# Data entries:

* START *

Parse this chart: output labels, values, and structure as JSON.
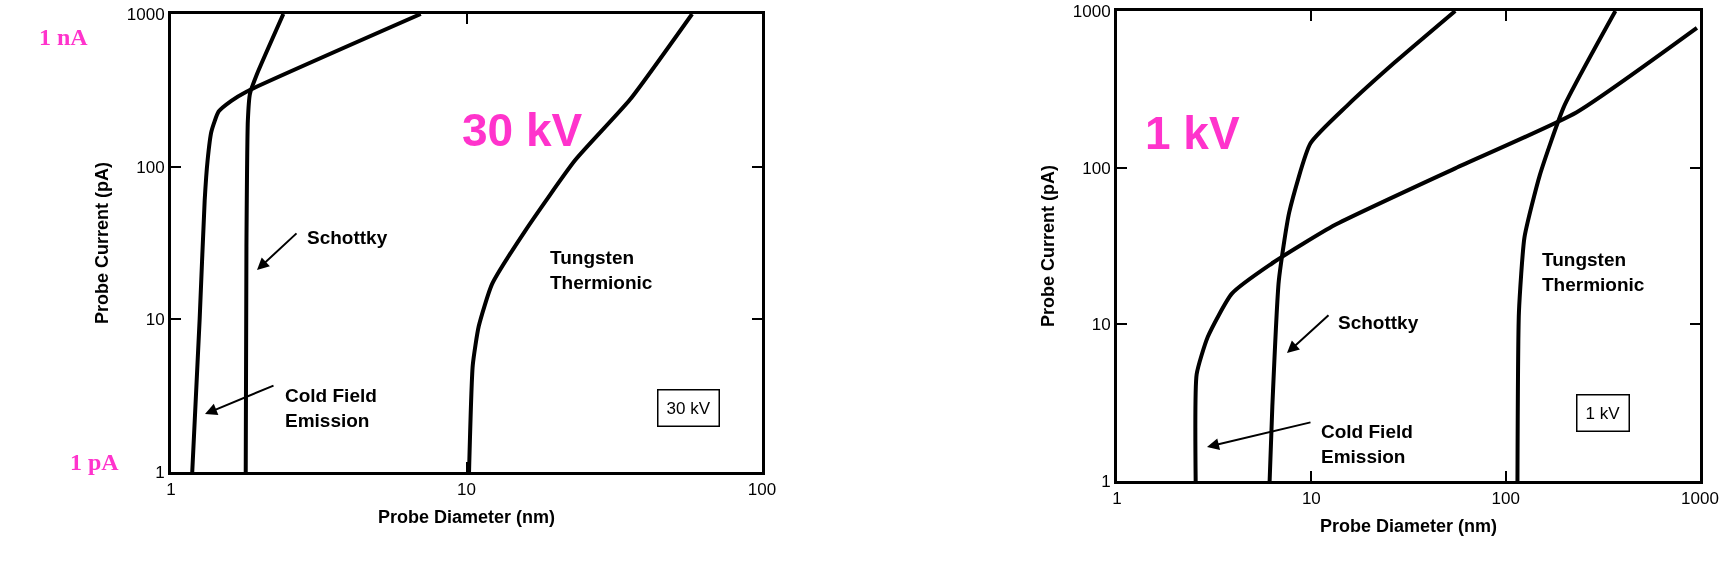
{
  "chart_data": [
    {
      "type": "line",
      "xlabel": "Probe Diameter (nm)",
      "ylabel": "Probe Current (pA)",
      "log": "xy",
      "xlim": [
        1,
        100
      ],
      "ylim": [
        1,
        1000
      ],
      "xticks": [
        1,
        10,
        100
      ],
      "yticks": [
        1,
        10,
        100,
        1000
      ],
      "marker": "none",
      "line_style": "solid",
      "series": [
        {
          "color": "#000000",
          "x": [
            1.18,
            1.25,
            1.3,
            1.33,
            1.37,
            1.45,
            1.6,
            1.8,
            7
          ],
          "values": [
            1,
            10,
            60,
            110,
            170,
            230,
            270,
            310,
            1000
          ]
        },
        {
          "color": "#000000",
          "x": [
            1.79,
            1.8,
            1.82,
            1.85,
            1.95,
            2.4
          ],
          "values": [
            1,
            30,
            200,
            300,
            400,
            1000
          ]
        },
        {
          "color": "#000000",
          "x": [
            10.2,
            10.5,
            11,
            12.2,
            15.8,
            23.3,
            35.7,
            58
          ],
          "values": [
            1,
            5,
            9,
            17,
            38,
            110,
            274,
            1000
          ]
        }
      ],
      "annotations": [
        "30 kV",
        "30 kV",
        "1 nA",
        "1 pA",
        "Schottky",
        "Cold Field\nEmission",
        "Tungsten\nThermionic"
      ]
    },
    {
      "type": "line",
      "xlabel": "Probe Diameter (nm)",
      "ylabel": "Probe Current (pA)",
      "log": "xy",
      "xlim": [
        1,
        1000
      ],
      "ylim": [
        1,
        1000
      ],
      "xticks": [
        1,
        10,
        100,
        1000
      ],
      "yticks": [
        1,
        10,
        100,
        1000
      ],
      "marker": "none",
      "line_style": "solid",
      "series": [
        {
          "color": "#000000",
          "x": [
            2.54,
            2.57,
            2.93,
            3.9,
            6.4,
            13.2,
            55,
            231,
            964
          ],
          "values": [
            1,
            4.8,
            8.3,
            15.7,
            24.9,
            43,
            99,
            225,
            780
          ]
        },
        {
          "color": "#000000",
          "x": [
            6.1,
            6.3,
            6.8,
            7.7,
            9.9,
            15.2,
            26.9,
            55
          ],
          "values": [
            1,
            3,
            18.9,
            52,
            143,
            247,
            470,
            1000
          ]
        },
        {
          "color": "#000000",
          "x": [
            115,
            117,
            125,
            150,
            200,
            367
          ],
          "values": [
            1,
            11.9,
            36,
            90,
            247,
            1000
          ]
        }
      ],
      "annotations": [
        "1 kV",
        "1 kV",
        "Schottky",
        "Cold Field\nEmission",
        "Tungsten\nThermionic"
      ]
    }
  ]
}
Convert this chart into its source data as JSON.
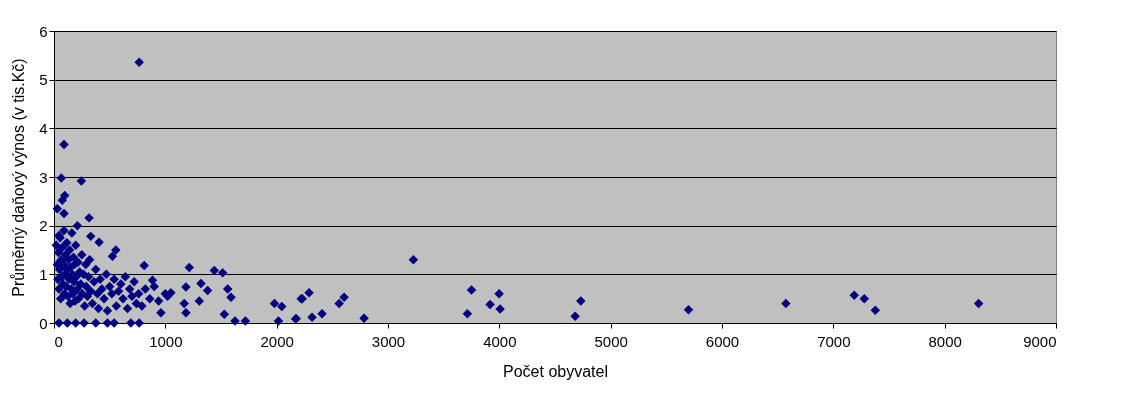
{
  "chart_data": {
    "type": "scatter",
    "xlabel": "Počet obyvatel",
    "ylabel": "Průměrný daňový výnos (v tis.Kč)",
    "marker": "diamond",
    "grid": "y",
    "xlim": [
      0,
      9000
    ],
    "xticks": [
      0,
      1000,
      2000,
      3000,
      4000,
      5000,
      6000,
      7000,
      8000,
      9000
    ],
    "ylim": [
      0,
      6
    ],
    "yticks": [
      0,
      1,
      2,
      3,
      4,
      5,
      6
    ],
    "x": [
      765,
      90,
      66,
      246,
      96,
      75,
      30,
      315,
      90,
      210,
      45,
      330,
      405,
      555,
      525,
      810,
      1215,
      1440,
      1515,
      885,
      1320,
      1380,
      1185,
      1560,
      1590,
      1050,
      1305,
      1170,
      1185,
      960,
      1530,
      1626,
      1719,
      1980,
      2046,
      2016,
      2175,
      2220,
      3228,
      3750,
      3713,
      3998,
      3917,
      4007,
      4732,
      4681,
      2291,
      2230,
      2171,
      2318,
      2408,
      2606,
      2561,
      2785,
      5699,
      6574,
      7188,
      7278,
      7377,
      8305,
      20,
      30,
      35,
      40,
      45,
      50,
      55,
      60,
      65,
      70,
      75,
      80,
      85,
      90,
      95,
      100,
      105,
      110,
      115,
      120,
      125,
      130,
      135,
      140,
      145,
      150,
      155,
      160,
      165,
      170,
      175,
      180,
      185,
      190,
      195,
      200,
      210,
      215,
      220,
      230,
      240,
      250,
      255,
      265,
      275,
      285,
      290,
      300,
      310,
      320,
      330,
      345,
      360,
      375,
      390,
      400,
      415,
      430,
      450,
      470,
      480,
      500,
      520,
      540,
      560,
      580,
      600,
      620,
      640,
      660,
      680,
      700,
      720,
      740,
      760,
      790,
      820,
      860,
      900,
      940,
      1000,
      1020,
      45,
      120,
      195,
      270,
      375,
      480,
      540,
      690,
      765
    ],
    "series": [
      {
        "color": "#000080",
        "values": [
          5.36,
          3.67,
          2.98,
          2.92,
          2.62,
          2.52,
          2.35,
          2.16,
          2.25,
          2.0,
          1.8,
          1.78,
          1.66,
          1.5,
          1.37,
          1.18,
          1.14,
          1.08,
          1.03,
          0.88,
          0.81,
          0.67,
          0.74,
          0.7,
          0.53,
          0.62,
          0.45,
          0.4,
          0.21,
          0.21,
          0.18,
          0.04,
          0.04,
          0.4,
          0.34,
          0.04,
          0.09,
          0.5,
          1.3,
          0.68,
          0.19,
          0.6,
          0.38,
          0.29,
          0.45,
          0.14,
          0.62,
          0.5,
          0.08,
          0.12,
          0.19,
          0.53,
          0.4,
          0.1,
          0.27,
          0.4,
          0.57,
          0.5,
          0.26,
          0.4,
          1.6,
          1.2,
          0.9,
          1.45,
          0.7,
          1.1,
          1.75,
          0.5,
          1.3,
          0.95,
          1.55,
          0.8,
          1.2,
          1.9,
          0.6,
          1.0,
          1.4,
          0.75,
          1.65,
          1.1,
          0.55,
          1.3,
          0.9,
          1.5,
          0.4,
          1.15,
          0.7,
          1.85,
          1.0,
          0.6,
          1.35,
          0.85,
          1.2,
          0.45,
          1.6,
          0.95,
          0.7,
          1.25,
          0.5,
          1.05,
          0.8,
          1.4,
          0.6,
          1.0,
          0.35,
          1.2,
          0.75,
          0.55,
          0.95,
          1.3,
          0.65,
          0.4,
          0.85,
          1.1,
          0.6,
          0.3,
          0.9,
          0.7,
          0.5,
          1.0,
          0.25,
          0.75,
          0.6,
          0.9,
          0.35,
          0.65,
          0.8,
          0.5,
          0.95,
          0.3,
          0.7,
          0.55,
          0.85,
          0.4,
          0.6,
          0.35,
          0.7,
          0.5,
          0.75,
          0.45,
          0.6,
          0.55,
          0,
          0,
          0,
          0,
          0,
          0,
          0,
          0,
          0
        ]
      }
    ]
  }
}
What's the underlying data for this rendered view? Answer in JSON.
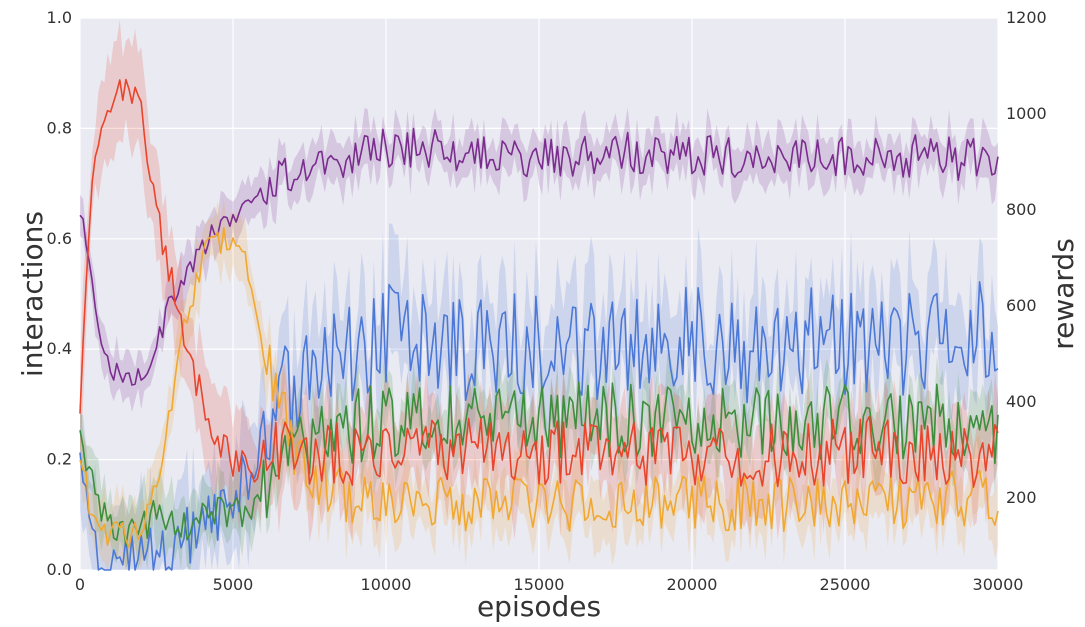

* END *

# GIVEN TASK:
Transcribe each entry precisely as given, leaving the pictures out.

# SOLUTION FOR THIS EXERCISE:
Parse this chart: output labels, values, and structure as JSON.
{
  "chart_data": [
    {
      "type": "line",
      "xlabel": "Probe Diameter (nm)",
      "ylabel": "Probe Current (pA)",
      "log": "xy",
      "xlim": [
        1,
        100
      ],
      "ylim": [
        1,
        1000
      ],
      "xticks": [
        1,
        10,
        100
      ],
      "yticks": [
        1,
        10,
        100,
        1000
      ],
      "marker": "none",
      "line_style": "solid",
      "series": [
        {
          "color": "#000000",
          "x": [
            1.18,
            1.25,
            1.3,
            1.33,
            1.37,
            1.45,
            1.6,
            1.8,
            7
          ],
          "values": [
            1,
            10,
            60,
            110,
            170,
            230,
            270,
            310,
            1000
          ]
        },
        {
          "color": "#000000",
          "x": [
            1.79,
            1.8,
            1.82,
            1.85,
            1.95,
            2.4
          ],
          "values": [
            1,
            30,
            200,
            300,
            400,
            1000
          ]
        },
        {
          "color": "#000000",
          "x": [
            10.2,
            10.5,
            11,
            12.2,
            15.8,
            23.3,
            35.7,
            58
          ],
          "values": [
            1,
            5,
            9,
            17,
            38,
            110,
            274,
            1000
          ]
        }
      ],
      "annotations": [
        "30 kV",
        "30 kV",
        "1 nA",
        "1 pA",
        "Schottky",
        "Cold Field\nEmission",
        "Tungsten\nThermionic"
      ]
    },
    {
      "type": "line",
      "xlabel": "Probe Diameter (nm)",
      "ylabel": "Probe Current (pA)",
      "log": "xy",
      "xlim": [
        1,
        1000
      ],
      "ylim": [
        1,
        1000
      ],
      "xticks": [
        1,
        10,
        100,
        1000
      ],
      "yticks": [
        1,
        10,
        100,
        1000
      ],
      "marker": "none",
      "line_style": "solid",
      "series": [
        {
          "color": "#000000",
          "x": [
            2.54,
            2.57,
            2.93,
            3.9,
            6.4,
            13.2,
            55,
            231,
            964
          ],
          "values": [
            1,
            4.8,
            8.3,
            15.7,
            24.9,
            43,
            99,
            225,
            780
          ]
        },
        {
          "color": "#000000",
          "x": [
            6.1,
            6.3,
            6.8,
            7.7,
            9.9,
            15.2,
            26.9,
            55
          ],
          "values": [
            1,
            3,
            18.9,
            52,
            143,
            247,
            470,
            1000
          ]
        },
        {
          "color": "#000000",
          "x": [
            115,
            117,
            125,
            150,
            200,
            367
          ],
          "values": [
            1,
            11.9,
            36,
            90,
            247,
            1000
          ]
        }
      ],
      "annotations": [
        "1 kV",
        "1 kV",
        "Schottky",
        "Cold Field\nEmission",
        "Tungsten\nThermionic"
      ]
    }
  ]
}
Convert this chart into its source data as JSON.
{
  "chart_data": {
    "type": "scatter",
    "xlabel": "Počet obyvatel",
    "ylabel": "Průměrný daňový výnos (v tis.Kč)",
    "marker": "diamond",
    "grid": "y",
    "xlim": [
      0,
      9000
    ],
    "xticks": [
      0,
      1000,
      2000,
      3000,
      4000,
      5000,
      6000,
      7000,
      8000,
      9000
    ],
    "ylim": [
      0,
      6
    ],
    "yticks": [
      0,
      1,
      2,
      3,
      4,
      5,
      6
    ],
    "x": [
      765,
      90,
      66,
      246,
      96,
      75,
      30,
      315,
      90,
      210,
      45,
      330,
      405,
      555,
      525,
      810,
      1215,
      1440,
      1515,
      885,
      1320,
      1380,
      1185,
      1560,
      1590,
      1050,
      1305,
      1170,
      1185,
      960,
      1530,
      1626,
      1719,
      1980,
      2046,
      2016,
      2175,
      2220,
      3228,
      3750,
      3713,
      3998,
      3917,
      4007,
      4732,
      4681,
      2291,
      2230,
      2171,
      2318,
      2408,
      2606,
      2561,
      2785,
      5699,
      6574,
      7188,
      7278,
      7377,
      8305,
      20,
      30,
      35,
      40,
      45,
      50,
      55,
      60,
      65,
      70,
      75,
      80,
      85,
      90,
      95,
      100,
      105,
      110,
      115,
      120,
      125,
      130,
      135,
      140,
      145,
      150,
      155,
      160,
      165,
      170,
      175,
      180,
      185,
      190,
      195,
      200,
      210,
      215,
      220,
      230,
      240,
      250,
      255,
      265,
      275,
      285,
      290,
      300,
      310,
      320,
      330,
      345,
      360,
      375,
      390,
      400,
      415,
      430,
      450,
      470,
      480,
      500,
      520,
      540,
      560,
      580,
      600,
      620,
      640,
      660,
      680,
      700,
      720,
      740,
      760,
      790,
      820,
      860,
      900,
      940,
      1000,
      1020,
      45,
      120,
      195,
      270,
      375,
      480,
      540,
      690,
      765
    ],
    "series": [
      {
        "color": "#000080",
        "values": [
          5.36,
          3.67,
          2.98,
          2.92,
          2.62,
          2.52,
          2.35,
          2.16,
          2.25,
          2.0,
          1.8,
          1.78,
          1.66,
          1.5,
          1.37,
          1.18,
          1.14,
          1.08,
          1.03,
          0.88,
          0.81,
          0.67,
          0.74,
          0.7,
          0.53,
          0.62,
          0.45,
          0.4,
          0.21,
          0.21,
          0.18,
          0.04,
          0.04,
          0.4,
          0.34,
          0.04,
          0.09,
          0.5,
          1.3,
          0.68,
          0.19,
          0.6,
          0.38,
          0.29,
          0.45,
          0.14,
          0.62,
          0.5,
          0.08,
          0.12,
          0.19,
          0.53,
          0.4,
          0.1,
          0.27,
          0.4,
          0.57,
          0.5,
          0.26,
          0.4,
          1.6,
          1.2,
          0.9,
          1.45,
          0.7,
          1.1,
          1.75,
          0.5,
          1.3,
          0.95,
          1.55,
          0.8,
          1.2,
          1.9,
          0.6,
          1.0,
          1.4,
          0.75,
          1.65,
          1.1,
          0.55,
          1.3,
          0.9,
          1.5,
          0.4,
          1.15,
          0.7,
          1.85,
          1.0,
          0.6,
          1.35,
          0.85,
          1.2,
          0.45,
          1.6,
          0.95,
          0.7,
          1.25,
          0.5,
          1.05,
          0.8,
          1.4,
          0.6,
          1.0,
          0.35,
          1.2,
          0.75,
          0.55,
          0.95,
          1.3,
          0.65,
          0.4,
          0.85,
          1.1,
          0.6,
          0.3,
          0.9,
          0.7,
          0.5,
          1.0,
          0.25,
          0.75,
          0.6,
          0.9,
          0.35,
          0.65,
          0.8,
          0.5,
          0.95,
          0.3,
          0.7,
          0.55,
          0.85,
          0.4,
          0.6,
          0.35,
          0.7,
          0.5,
          0.75,
          0.45,
          0.6,
          0.55,
          0,
          0,
          0,
          0,
          0,
          0,
          0,
          0,
          0
        ]
      }
    ]
  }
}
What's the underlying data for this rendered view? Answer in JSON.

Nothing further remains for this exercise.